> _WHAT IS ASKED_
Check each line of the material below for "screenshot", then copy the ones that contain it.
-- START THE RECORDS --
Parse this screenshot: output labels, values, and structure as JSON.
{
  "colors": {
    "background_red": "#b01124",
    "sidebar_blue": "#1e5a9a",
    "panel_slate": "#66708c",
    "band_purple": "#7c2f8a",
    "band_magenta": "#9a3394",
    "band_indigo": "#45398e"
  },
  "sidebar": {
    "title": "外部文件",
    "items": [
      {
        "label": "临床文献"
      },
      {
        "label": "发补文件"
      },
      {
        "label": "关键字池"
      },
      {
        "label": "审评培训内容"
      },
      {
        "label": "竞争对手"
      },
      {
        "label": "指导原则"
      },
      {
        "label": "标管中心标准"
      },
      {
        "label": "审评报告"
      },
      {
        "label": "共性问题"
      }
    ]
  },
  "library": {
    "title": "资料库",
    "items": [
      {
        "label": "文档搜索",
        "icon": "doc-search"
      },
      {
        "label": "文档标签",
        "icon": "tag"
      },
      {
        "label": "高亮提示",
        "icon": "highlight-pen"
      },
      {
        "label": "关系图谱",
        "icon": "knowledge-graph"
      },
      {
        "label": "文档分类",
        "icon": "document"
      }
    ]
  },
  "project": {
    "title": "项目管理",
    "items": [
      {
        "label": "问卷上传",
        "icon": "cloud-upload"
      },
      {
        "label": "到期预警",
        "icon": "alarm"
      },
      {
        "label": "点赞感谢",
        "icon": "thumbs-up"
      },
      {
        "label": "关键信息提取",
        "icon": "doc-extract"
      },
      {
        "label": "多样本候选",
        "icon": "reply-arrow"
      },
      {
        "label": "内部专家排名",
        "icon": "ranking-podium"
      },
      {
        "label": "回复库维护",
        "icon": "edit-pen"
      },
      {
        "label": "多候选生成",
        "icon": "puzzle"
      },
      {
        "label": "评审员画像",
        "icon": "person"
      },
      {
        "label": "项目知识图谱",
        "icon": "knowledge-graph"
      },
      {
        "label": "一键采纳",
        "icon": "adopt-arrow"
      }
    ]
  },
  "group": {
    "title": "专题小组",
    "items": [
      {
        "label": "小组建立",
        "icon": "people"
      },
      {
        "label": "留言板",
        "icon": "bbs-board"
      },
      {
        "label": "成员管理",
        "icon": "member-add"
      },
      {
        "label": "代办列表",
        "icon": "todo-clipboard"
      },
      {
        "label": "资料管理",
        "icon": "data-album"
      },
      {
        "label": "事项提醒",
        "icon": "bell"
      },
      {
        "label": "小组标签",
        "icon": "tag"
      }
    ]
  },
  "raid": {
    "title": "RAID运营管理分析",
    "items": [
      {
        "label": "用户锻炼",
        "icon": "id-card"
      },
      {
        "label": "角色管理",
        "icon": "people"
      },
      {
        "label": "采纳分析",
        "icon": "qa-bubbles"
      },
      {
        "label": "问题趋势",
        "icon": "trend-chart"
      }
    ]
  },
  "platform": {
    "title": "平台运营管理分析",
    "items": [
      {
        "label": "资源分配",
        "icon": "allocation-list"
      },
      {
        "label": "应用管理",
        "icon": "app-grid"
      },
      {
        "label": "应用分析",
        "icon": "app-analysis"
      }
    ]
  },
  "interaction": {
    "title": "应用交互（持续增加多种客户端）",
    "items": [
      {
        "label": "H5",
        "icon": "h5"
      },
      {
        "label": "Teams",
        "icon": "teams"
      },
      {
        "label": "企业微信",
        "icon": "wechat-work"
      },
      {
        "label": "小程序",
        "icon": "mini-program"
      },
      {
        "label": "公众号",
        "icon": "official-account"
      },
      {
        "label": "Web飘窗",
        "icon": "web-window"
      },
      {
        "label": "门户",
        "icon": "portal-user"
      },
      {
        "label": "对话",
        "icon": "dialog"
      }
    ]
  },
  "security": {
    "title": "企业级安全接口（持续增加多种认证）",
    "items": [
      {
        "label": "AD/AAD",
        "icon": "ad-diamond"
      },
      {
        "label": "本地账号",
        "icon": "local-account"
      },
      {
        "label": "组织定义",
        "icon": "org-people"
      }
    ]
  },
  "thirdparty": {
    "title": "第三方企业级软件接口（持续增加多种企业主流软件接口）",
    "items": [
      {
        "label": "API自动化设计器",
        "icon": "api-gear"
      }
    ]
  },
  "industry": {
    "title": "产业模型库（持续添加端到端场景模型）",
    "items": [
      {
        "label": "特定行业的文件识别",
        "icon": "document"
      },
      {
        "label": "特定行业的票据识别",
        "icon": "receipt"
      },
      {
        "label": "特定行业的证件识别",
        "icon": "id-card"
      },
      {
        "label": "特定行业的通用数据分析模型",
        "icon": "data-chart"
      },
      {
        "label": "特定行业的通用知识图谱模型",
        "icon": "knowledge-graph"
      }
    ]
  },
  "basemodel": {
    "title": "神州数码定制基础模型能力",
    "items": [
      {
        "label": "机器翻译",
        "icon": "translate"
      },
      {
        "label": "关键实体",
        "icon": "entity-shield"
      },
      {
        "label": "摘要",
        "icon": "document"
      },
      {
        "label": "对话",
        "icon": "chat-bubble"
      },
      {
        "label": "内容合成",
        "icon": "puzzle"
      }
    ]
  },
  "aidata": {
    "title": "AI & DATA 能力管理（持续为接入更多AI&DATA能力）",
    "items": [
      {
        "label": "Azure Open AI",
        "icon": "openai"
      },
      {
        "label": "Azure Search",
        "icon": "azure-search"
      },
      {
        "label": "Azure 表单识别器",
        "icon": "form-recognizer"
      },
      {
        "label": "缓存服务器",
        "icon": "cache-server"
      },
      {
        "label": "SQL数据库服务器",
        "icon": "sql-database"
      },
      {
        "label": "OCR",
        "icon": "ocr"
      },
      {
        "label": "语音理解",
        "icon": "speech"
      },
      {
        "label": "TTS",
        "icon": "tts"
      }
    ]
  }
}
-- END THE RECORDS --
-- START THE RECORDS --
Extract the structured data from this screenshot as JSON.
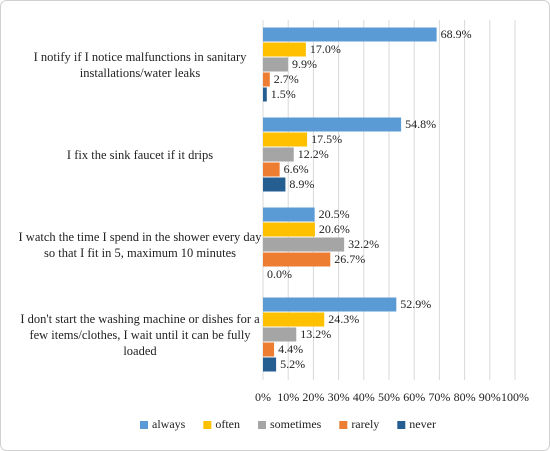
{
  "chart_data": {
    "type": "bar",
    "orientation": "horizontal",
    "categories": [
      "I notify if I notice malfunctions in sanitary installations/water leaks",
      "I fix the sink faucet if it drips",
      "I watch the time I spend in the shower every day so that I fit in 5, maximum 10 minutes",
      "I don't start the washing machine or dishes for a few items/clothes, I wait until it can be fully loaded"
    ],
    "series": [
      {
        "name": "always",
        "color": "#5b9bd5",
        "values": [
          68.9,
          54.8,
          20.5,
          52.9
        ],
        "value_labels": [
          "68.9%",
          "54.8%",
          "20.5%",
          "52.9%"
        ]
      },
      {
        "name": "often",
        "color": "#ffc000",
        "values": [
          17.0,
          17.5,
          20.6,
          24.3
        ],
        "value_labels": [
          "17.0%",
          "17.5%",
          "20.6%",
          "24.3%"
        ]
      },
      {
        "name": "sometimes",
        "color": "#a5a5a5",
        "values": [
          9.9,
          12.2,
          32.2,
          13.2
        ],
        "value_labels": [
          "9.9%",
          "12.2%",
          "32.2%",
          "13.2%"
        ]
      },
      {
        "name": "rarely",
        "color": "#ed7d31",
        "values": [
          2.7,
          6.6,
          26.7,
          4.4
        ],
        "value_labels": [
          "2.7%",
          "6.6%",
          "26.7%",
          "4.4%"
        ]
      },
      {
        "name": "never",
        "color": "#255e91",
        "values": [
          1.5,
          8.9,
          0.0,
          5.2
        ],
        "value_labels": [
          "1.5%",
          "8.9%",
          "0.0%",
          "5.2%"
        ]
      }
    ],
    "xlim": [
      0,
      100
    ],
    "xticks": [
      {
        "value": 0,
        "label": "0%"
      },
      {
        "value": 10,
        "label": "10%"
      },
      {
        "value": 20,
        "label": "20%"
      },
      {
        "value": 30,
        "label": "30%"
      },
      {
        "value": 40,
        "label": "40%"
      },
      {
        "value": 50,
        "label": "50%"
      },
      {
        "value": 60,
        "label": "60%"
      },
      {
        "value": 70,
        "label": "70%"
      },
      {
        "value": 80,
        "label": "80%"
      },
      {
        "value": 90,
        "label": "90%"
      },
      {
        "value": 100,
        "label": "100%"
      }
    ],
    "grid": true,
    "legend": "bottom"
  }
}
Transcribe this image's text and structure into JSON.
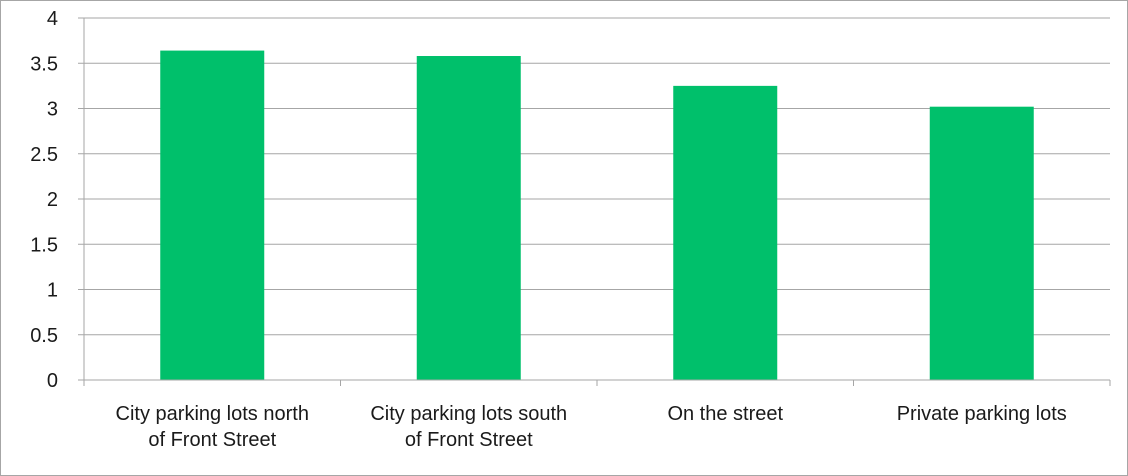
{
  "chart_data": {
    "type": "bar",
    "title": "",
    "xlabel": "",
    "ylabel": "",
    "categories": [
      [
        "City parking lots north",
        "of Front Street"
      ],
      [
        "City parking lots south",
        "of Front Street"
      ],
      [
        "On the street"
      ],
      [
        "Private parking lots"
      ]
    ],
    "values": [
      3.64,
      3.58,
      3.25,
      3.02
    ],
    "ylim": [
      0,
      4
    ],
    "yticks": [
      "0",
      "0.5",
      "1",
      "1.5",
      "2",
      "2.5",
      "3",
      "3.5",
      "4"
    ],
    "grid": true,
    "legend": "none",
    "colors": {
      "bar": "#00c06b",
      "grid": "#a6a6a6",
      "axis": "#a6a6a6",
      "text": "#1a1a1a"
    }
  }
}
-- END THE RECORDS --
> _RESULT FOR THIS TASK_
Parse this screenshot: output labels, values, and structure as JSON.
Extract the structured data from this screenshot as JSON.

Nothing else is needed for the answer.